Task to carry out: Set down the records once more, please, exactly and with the pictures left out.

Data records:
------------------------

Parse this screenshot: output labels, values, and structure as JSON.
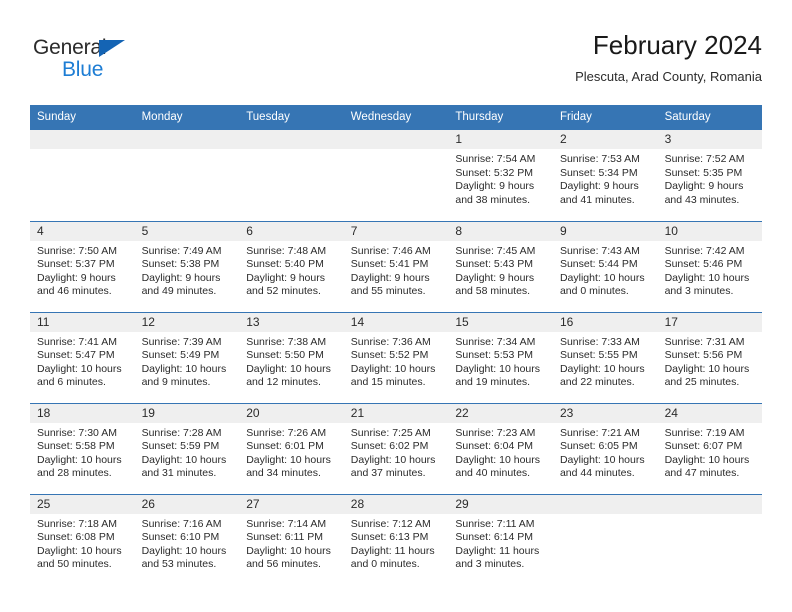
{
  "brand": {
    "name_dark": "General",
    "name_blue": "Blue",
    "triangle_icon": "triangle-logo-icon",
    "accent_color": "#1464b4"
  },
  "header": {
    "title": "February 2024",
    "subtitle": "Plescuta, Arad County, Romania"
  },
  "colors": {
    "header_blue": "#3675b4",
    "daynum_band": "#efefef",
    "text": "#2b2b2b"
  },
  "calendar": {
    "weekday_headers": [
      "Sunday",
      "Monday",
      "Tuesday",
      "Wednesday",
      "Thursday",
      "Friday",
      "Saturday"
    ],
    "weeks": [
      [
        {
          "day": "",
          "lines": []
        },
        {
          "day": "",
          "lines": []
        },
        {
          "day": "",
          "lines": []
        },
        {
          "day": "",
          "lines": []
        },
        {
          "day": "1",
          "lines": [
            "Sunrise: 7:54 AM",
            "Sunset: 5:32 PM",
            "Daylight: 9 hours",
            "and 38 minutes."
          ]
        },
        {
          "day": "2",
          "lines": [
            "Sunrise: 7:53 AM",
            "Sunset: 5:34 PM",
            "Daylight: 9 hours",
            "and 41 minutes."
          ]
        },
        {
          "day": "3",
          "lines": [
            "Sunrise: 7:52 AM",
            "Sunset: 5:35 PM",
            "Daylight: 9 hours",
            "and 43 minutes."
          ]
        }
      ],
      [
        {
          "day": "4",
          "lines": [
            "Sunrise: 7:50 AM",
            "Sunset: 5:37 PM",
            "Daylight: 9 hours",
            "and 46 minutes."
          ]
        },
        {
          "day": "5",
          "lines": [
            "Sunrise: 7:49 AM",
            "Sunset: 5:38 PM",
            "Daylight: 9 hours",
            "and 49 minutes."
          ]
        },
        {
          "day": "6",
          "lines": [
            "Sunrise: 7:48 AM",
            "Sunset: 5:40 PM",
            "Daylight: 9 hours",
            "and 52 minutes."
          ]
        },
        {
          "day": "7",
          "lines": [
            "Sunrise: 7:46 AM",
            "Sunset: 5:41 PM",
            "Daylight: 9 hours",
            "and 55 minutes."
          ]
        },
        {
          "day": "8",
          "lines": [
            "Sunrise: 7:45 AM",
            "Sunset: 5:43 PM",
            "Daylight: 9 hours",
            "and 58 minutes."
          ]
        },
        {
          "day": "9",
          "lines": [
            "Sunrise: 7:43 AM",
            "Sunset: 5:44 PM",
            "Daylight: 10 hours",
            "and 0 minutes."
          ]
        },
        {
          "day": "10",
          "lines": [
            "Sunrise: 7:42 AM",
            "Sunset: 5:46 PM",
            "Daylight: 10 hours",
            "and 3 minutes."
          ]
        }
      ],
      [
        {
          "day": "11",
          "lines": [
            "Sunrise: 7:41 AM",
            "Sunset: 5:47 PM",
            "Daylight: 10 hours",
            "and 6 minutes."
          ]
        },
        {
          "day": "12",
          "lines": [
            "Sunrise: 7:39 AM",
            "Sunset: 5:49 PM",
            "Daylight: 10 hours",
            "and 9 minutes."
          ]
        },
        {
          "day": "13",
          "lines": [
            "Sunrise: 7:38 AM",
            "Sunset: 5:50 PM",
            "Daylight: 10 hours",
            "and 12 minutes."
          ]
        },
        {
          "day": "14",
          "lines": [
            "Sunrise: 7:36 AM",
            "Sunset: 5:52 PM",
            "Daylight: 10 hours",
            "and 15 minutes."
          ]
        },
        {
          "day": "15",
          "lines": [
            "Sunrise: 7:34 AM",
            "Sunset: 5:53 PM",
            "Daylight: 10 hours",
            "and 19 minutes."
          ]
        },
        {
          "day": "16",
          "lines": [
            "Sunrise: 7:33 AM",
            "Sunset: 5:55 PM",
            "Daylight: 10 hours",
            "and 22 minutes."
          ]
        },
        {
          "day": "17",
          "lines": [
            "Sunrise: 7:31 AM",
            "Sunset: 5:56 PM",
            "Daylight: 10 hours",
            "and 25 minutes."
          ]
        }
      ],
      [
        {
          "day": "18",
          "lines": [
            "Sunrise: 7:30 AM",
            "Sunset: 5:58 PM",
            "Daylight: 10 hours",
            "and 28 minutes."
          ]
        },
        {
          "day": "19",
          "lines": [
            "Sunrise: 7:28 AM",
            "Sunset: 5:59 PM",
            "Daylight: 10 hours",
            "and 31 minutes."
          ]
        },
        {
          "day": "20",
          "lines": [
            "Sunrise: 7:26 AM",
            "Sunset: 6:01 PM",
            "Daylight: 10 hours",
            "and 34 minutes."
          ]
        },
        {
          "day": "21",
          "lines": [
            "Sunrise: 7:25 AM",
            "Sunset: 6:02 PM",
            "Daylight: 10 hours",
            "and 37 minutes."
          ]
        },
        {
          "day": "22",
          "lines": [
            "Sunrise: 7:23 AM",
            "Sunset: 6:04 PM",
            "Daylight: 10 hours",
            "and 40 minutes."
          ]
        },
        {
          "day": "23",
          "lines": [
            "Sunrise: 7:21 AM",
            "Sunset: 6:05 PM",
            "Daylight: 10 hours",
            "and 44 minutes."
          ]
        },
        {
          "day": "24",
          "lines": [
            "Sunrise: 7:19 AM",
            "Sunset: 6:07 PM",
            "Daylight: 10 hours",
            "and 47 minutes."
          ]
        }
      ],
      [
        {
          "day": "25",
          "lines": [
            "Sunrise: 7:18 AM",
            "Sunset: 6:08 PM",
            "Daylight: 10 hours",
            "and 50 minutes."
          ]
        },
        {
          "day": "26",
          "lines": [
            "Sunrise: 7:16 AM",
            "Sunset: 6:10 PM",
            "Daylight: 10 hours",
            "and 53 minutes."
          ]
        },
        {
          "day": "27",
          "lines": [
            "Sunrise: 7:14 AM",
            "Sunset: 6:11 PM",
            "Daylight: 10 hours",
            "and 56 minutes."
          ]
        },
        {
          "day": "28",
          "lines": [
            "Sunrise: 7:12 AM",
            "Sunset: 6:13 PM",
            "Daylight: 11 hours",
            "and 0 minutes."
          ]
        },
        {
          "day": "29",
          "lines": [
            "Sunrise: 7:11 AM",
            "Sunset: 6:14 PM",
            "Daylight: 11 hours",
            "and 3 minutes."
          ]
        },
        {
          "day": "",
          "lines": []
        },
        {
          "day": "",
          "lines": []
        }
      ]
    ]
  }
}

------------------------

Exercise output:
Parse this screenshot: output labels, values, and structure as JSON.
{
  "brand": {
    "name_dark": "General",
    "name_blue": "Blue",
    "triangle_icon": "triangle-logo-icon",
    "accent_color": "#1464b4"
  },
  "header": {
    "title": "February 2024",
    "subtitle": "Plescuta, Arad County, Romania"
  },
  "colors": {
    "header_blue": "#3675b4",
    "daynum_band": "#efefef",
    "text": "#2b2b2b"
  },
  "calendar": {
    "weekday_headers": [
      "Sunday",
      "Monday",
      "Tuesday",
      "Wednesday",
      "Thursday",
      "Friday",
      "Saturday"
    ],
    "weeks": [
      [
        {
          "day": "",
          "lines": []
        },
        {
          "day": "",
          "lines": []
        },
        {
          "day": "",
          "lines": []
        },
        {
          "day": "",
          "lines": []
        },
        {
          "day": "1",
          "lines": [
            "Sunrise: 7:54 AM",
            "Sunset: 5:32 PM",
            "Daylight: 9 hours",
            "and 38 minutes."
          ]
        },
        {
          "day": "2",
          "lines": [
            "Sunrise: 7:53 AM",
            "Sunset: 5:34 PM",
            "Daylight: 9 hours",
            "and 41 minutes."
          ]
        },
        {
          "day": "3",
          "lines": [
            "Sunrise: 7:52 AM",
            "Sunset: 5:35 PM",
            "Daylight: 9 hours",
            "and 43 minutes."
          ]
        }
      ],
      [
        {
          "day": "4",
          "lines": [
            "Sunrise: 7:50 AM",
            "Sunset: 5:37 PM",
            "Daylight: 9 hours",
            "and 46 minutes."
          ]
        },
        {
          "day": "5",
          "lines": [
            "Sunrise: 7:49 AM",
            "Sunset: 5:38 PM",
            "Daylight: 9 hours",
            "and 49 minutes."
          ]
        },
        {
          "day": "6",
          "lines": [
            "Sunrise: 7:48 AM",
            "Sunset: 5:40 PM",
            "Daylight: 9 hours",
            "and 52 minutes."
          ]
        },
        {
          "day": "7",
          "lines": [
            "Sunrise: 7:46 AM",
            "Sunset: 5:41 PM",
            "Daylight: 9 hours",
            "and 55 minutes."
          ]
        },
        {
          "day": "8",
          "lines": [
            "Sunrise: 7:45 AM",
            "Sunset: 5:43 PM",
            "Daylight: 9 hours",
            "and 58 minutes."
          ]
        },
        {
          "day": "9",
          "lines": [
            "Sunrise: 7:43 AM",
            "Sunset: 5:44 PM",
            "Daylight: 10 hours",
            "and 0 minutes."
          ]
        },
        {
          "day": "10",
          "lines": [
            "Sunrise: 7:42 AM",
            "Sunset: 5:46 PM",
            "Daylight: 10 hours",
            "and 3 minutes."
          ]
        }
      ],
      [
        {
          "day": "11",
          "lines": [
            "Sunrise: 7:41 AM",
            "Sunset: 5:47 PM",
            "Daylight: 10 hours",
            "and 6 minutes."
          ]
        },
        {
          "day": "12",
          "lines": [
            "Sunrise: 7:39 AM",
            "Sunset: 5:49 PM",
            "Daylight: 10 hours",
            "and 9 minutes."
          ]
        },
        {
          "day": "13",
          "lines": [
            "Sunrise: 7:38 AM",
            "Sunset: 5:50 PM",
            "Daylight: 10 hours",
            "and 12 minutes."
          ]
        },
        {
          "day": "14",
          "lines": [
            "Sunrise: 7:36 AM",
            "Sunset: 5:52 PM",
            "Daylight: 10 hours",
            "and 15 minutes."
          ]
        },
        {
          "day": "15",
          "lines": [
            "Sunrise: 7:34 AM",
            "Sunset: 5:53 PM",
            "Daylight: 10 hours",
            "and 19 minutes."
          ]
        },
        {
          "day": "16",
          "lines": [
            "Sunrise: 7:33 AM",
            "Sunset: 5:55 PM",
            "Daylight: 10 hours",
            "and 22 minutes."
          ]
        },
        {
          "day": "17",
          "lines": [
            "Sunrise: 7:31 AM",
            "Sunset: 5:56 PM",
            "Daylight: 10 hours",
            "and 25 minutes."
          ]
        }
      ],
      [
        {
          "day": "18",
          "lines": [
            "Sunrise: 7:30 AM",
            "Sunset: 5:58 PM",
            "Daylight: 10 hours",
            "and 28 minutes."
          ]
        },
        {
          "day": "19",
          "lines": [
            "Sunrise: 7:28 AM",
            "Sunset: 5:59 PM",
            "Daylight: 10 hours",
            "and 31 minutes."
          ]
        },
        {
          "day": "20",
          "lines": [
            "Sunrise: 7:26 AM",
            "Sunset: 6:01 PM",
            "Daylight: 10 hours",
            "and 34 minutes."
          ]
        },
        {
          "day": "21",
          "lines": [
            "Sunrise: 7:25 AM",
            "Sunset: 6:02 PM",
            "Daylight: 10 hours",
            "and 37 minutes."
          ]
        },
        {
          "day": "22",
          "lines": [
            "Sunrise: 7:23 AM",
            "Sunset: 6:04 PM",
            "Daylight: 10 hours",
            "and 40 minutes."
          ]
        },
        {
          "day": "23",
          "lines": [
            "Sunrise: 7:21 AM",
            "Sunset: 6:05 PM",
            "Daylight: 10 hours",
            "and 44 minutes."
          ]
        },
        {
          "day": "24",
          "lines": [
            "Sunrise: 7:19 AM",
            "Sunset: 6:07 PM",
            "Daylight: 10 hours",
            "and 47 minutes."
          ]
        }
      ],
      [
        {
          "day": "25",
          "lines": [
            "Sunrise: 7:18 AM",
            "Sunset: 6:08 PM",
            "Daylight: 10 hours",
            "and 50 minutes."
          ]
        },
        {
          "day": "26",
          "lines": [
            "Sunrise: 7:16 AM",
            "Sunset: 6:10 PM",
            "Daylight: 10 hours",
            "and 53 minutes."
          ]
        },
        {
          "day": "27",
          "lines": [
            "Sunrise: 7:14 AM",
            "Sunset: 6:11 PM",
            "Daylight: 10 hours",
            "and 56 minutes."
          ]
        },
        {
          "day": "28",
          "lines": [
            "Sunrise: 7:12 AM",
            "Sunset: 6:13 PM",
            "Daylight: 11 hours",
            "and 0 minutes."
          ]
        },
        {
          "day": "29",
          "lines": [
            "Sunrise: 7:11 AM",
            "Sunset: 6:14 PM",
            "Daylight: 11 hours",
            "and 3 minutes."
          ]
        },
        {
          "day": "",
          "lines": []
        },
        {
          "day": "",
          "lines": []
        }
      ]
    ]
  }
}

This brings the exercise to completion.